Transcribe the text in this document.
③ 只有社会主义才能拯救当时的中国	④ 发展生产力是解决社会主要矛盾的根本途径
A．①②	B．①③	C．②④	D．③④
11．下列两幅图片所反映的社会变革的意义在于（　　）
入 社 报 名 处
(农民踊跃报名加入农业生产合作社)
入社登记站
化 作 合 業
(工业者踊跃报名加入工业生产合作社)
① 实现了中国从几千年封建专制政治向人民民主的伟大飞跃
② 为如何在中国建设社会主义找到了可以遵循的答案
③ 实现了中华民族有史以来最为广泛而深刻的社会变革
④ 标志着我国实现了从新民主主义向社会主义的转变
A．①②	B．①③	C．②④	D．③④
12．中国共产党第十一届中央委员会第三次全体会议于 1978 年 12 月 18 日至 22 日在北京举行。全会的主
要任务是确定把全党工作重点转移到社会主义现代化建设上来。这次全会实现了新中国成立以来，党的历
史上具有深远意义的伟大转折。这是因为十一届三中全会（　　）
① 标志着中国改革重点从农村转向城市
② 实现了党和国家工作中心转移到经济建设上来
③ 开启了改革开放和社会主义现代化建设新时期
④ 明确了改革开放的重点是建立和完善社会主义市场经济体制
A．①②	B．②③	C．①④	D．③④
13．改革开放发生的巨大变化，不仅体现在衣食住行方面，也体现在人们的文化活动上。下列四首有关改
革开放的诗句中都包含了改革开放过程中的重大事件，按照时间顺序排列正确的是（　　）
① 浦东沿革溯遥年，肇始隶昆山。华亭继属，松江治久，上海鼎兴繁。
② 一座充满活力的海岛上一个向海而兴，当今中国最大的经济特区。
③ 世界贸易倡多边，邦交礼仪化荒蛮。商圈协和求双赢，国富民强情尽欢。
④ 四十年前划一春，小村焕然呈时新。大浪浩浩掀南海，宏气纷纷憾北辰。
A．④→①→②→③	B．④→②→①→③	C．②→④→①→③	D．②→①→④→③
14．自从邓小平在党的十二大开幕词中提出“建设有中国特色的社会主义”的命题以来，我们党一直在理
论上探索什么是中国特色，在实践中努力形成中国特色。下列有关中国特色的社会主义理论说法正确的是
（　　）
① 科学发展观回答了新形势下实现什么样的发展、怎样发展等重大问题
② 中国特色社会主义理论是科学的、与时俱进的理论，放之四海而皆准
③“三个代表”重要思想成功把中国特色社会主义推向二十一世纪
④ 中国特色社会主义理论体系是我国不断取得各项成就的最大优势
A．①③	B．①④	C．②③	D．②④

===============

Stated goal
Take the listing above and write it out again exactly.

Full output
Transcribe the text in this document.
③ 只有社会主义才能拯救当时的中国	④ 发展生产力是解决社会主要矛盾的根本途径
A．①②	B．①③	C．②④	D．③④
11．下列两幅图片所反映的社会变革的意义在于（　　）
入 社 报 名 处
(农民踊跃报名加入农业生产合作社)
入社登记站
化 作 合 業
(工业者踊跃报名加入工业生产合作社)
① 实现了中国从几千年封建专制政治向人民民主的伟大飞跃
② 为如何在中国建设社会主义找到了可以遵循的答案
③ 实现了中华民族有史以来最为广泛而深刻的社会变革
④ 标志着我国实现了从新民主主义向社会主义的转变
A．①②	B．①③	C．②④	D．③④
12．中国共产党第十一届中央委员会第三次全体会议于 1978 年 12 月 18 日至 22 日在北京举行。全会的主
要任务是确定把全党工作重点转移到社会主义现代化建设上来。这次全会实现了新中国成立以来，党的历
史上具有深远意义的伟大转折。这是因为十一届三中全会（　　）
① 标志着中国改革重点从农村转向城市
② 实现了党和国家工作中心转移到经济建设上来
③ 开启了改革开放和社会主义现代化建设新时期
④ 明确了改革开放的重点是建立和完善社会主义市场经济体制
A．①②	B．②③	C．①④	D．③④
13．改革开放发生的巨大变化，不仅体现在衣食住行方面，也体现在人们的文化活动上。下列四首有关改
革开放的诗句中都包含了改革开放过程中的重大事件，按照时间顺序排列正确的是（　　）
① 浦东沿革溯遥年，肇始隶昆山。华亭继属，松江治久，上海鼎兴繁。
② 一座充满活力的海岛上一个向海而兴，当今中国最大的经济特区。
③ 世界贸易倡多边，邦交礼仪化荒蛮。商圈协和求双赢，国富民强情尽欢。
④ 四十年前划一春，小村焕然呈时新。大浪浩浩掀南海，宏气纷纷憾北辰。
A．④→①→②→③	B．④→②→①→③	C．②→④→①→③	D．②→①→④→③
14．自从邓小平在党的十二大开幕词中提出“建设有中国特色的社会主义”的命题以来，我们党一直在理
论上探索什么是中国特色，在实践中努力形成中国特色。下列有关中国特色的社会主义理论说法正确的是
（　　）
① 科学发展观回答了新形势下实现什么样的发展、怎样发展等重大问题
② 中国特色社会主义理论是科学的、与时俱进的理论，放之四海而皆准
③“三个代表”重要思想成功把中国特色社会主义推向二十一世纪
④ 中国特色社会主义理论体系是我国不断取得各项成就的最大优势
A．①③	B．①④	C．②③	D．②④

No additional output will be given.